* Objective
Take all the material and copy it exactly.

Items from a figure collection:
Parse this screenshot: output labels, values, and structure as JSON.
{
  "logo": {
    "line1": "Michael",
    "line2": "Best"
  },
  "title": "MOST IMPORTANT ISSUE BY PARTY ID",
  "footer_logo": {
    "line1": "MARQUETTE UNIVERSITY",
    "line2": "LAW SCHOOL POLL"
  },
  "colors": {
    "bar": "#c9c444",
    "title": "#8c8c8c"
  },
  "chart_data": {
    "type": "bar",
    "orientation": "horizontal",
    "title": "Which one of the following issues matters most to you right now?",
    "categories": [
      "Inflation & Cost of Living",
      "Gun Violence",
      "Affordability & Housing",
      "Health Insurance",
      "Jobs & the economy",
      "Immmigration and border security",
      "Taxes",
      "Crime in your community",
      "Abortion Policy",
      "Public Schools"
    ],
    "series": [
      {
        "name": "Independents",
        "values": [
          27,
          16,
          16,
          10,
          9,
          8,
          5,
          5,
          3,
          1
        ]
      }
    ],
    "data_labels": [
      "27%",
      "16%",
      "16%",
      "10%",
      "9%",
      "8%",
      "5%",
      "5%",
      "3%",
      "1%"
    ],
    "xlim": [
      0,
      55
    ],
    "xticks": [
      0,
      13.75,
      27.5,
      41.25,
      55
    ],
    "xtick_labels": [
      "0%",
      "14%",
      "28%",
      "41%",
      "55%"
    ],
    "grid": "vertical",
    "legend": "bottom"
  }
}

* Result for this task
Parse this screenshot: output labels, values, and structure as JSON.
{
  "logo": {
    "line1": "Michael",
    "line2": "Best"
  },
  "title": "MOST IMPORTANT ISSUE BY PARTY ID",
  "footer_logo": {
    "line1": "MARQUETTE UNIVERSITY",
    "line2": "LAW SCHOOL POLL"
  },
  "colors": {
    "bar": "#c9c444",
    "title": "#8c8c8c"
  },
  "chart_data": {
    "type": "bar",
    "orientation": "horizontal",
    "title": "Which one of the following issues matters most to you right now?",
    "categories": [
      "Inflation & Cost of Living",
      "Gun Violence",
      "Affordability & Housing",
      "Health Insurance",
      "Jobs & the economy",
      "Immmigration and border security",
      "Taxes",
      "Crime in your community",
      "Abortion Policy",
      "Public Schools"
    ],
    "series": [
      {
        "name": "Independents",
        "values": [
          27,
          16,
          16,
          10,
          9,
          8,
          5,
          5,
          3,
          1
        ]
      }
    ],
    "data_labels": [
      "27%",
      "16%",
      "16%",
      "10%",
      "9%",
      "8%",
      "5%",
      "5%",
      "3%",
      "1%"
    ],
    "xlim": [
      0,
      55
    ],
    "xticks": [
      0,
      13.75,
      27.5,
      41.25,
      55
    ],
    "xtick_labels": [
      "0%",
      "14%",
      "28%",
      "41%",
      "55%"
    ],
    "grid": "vertical",
    "legend": "bottom"
  }
}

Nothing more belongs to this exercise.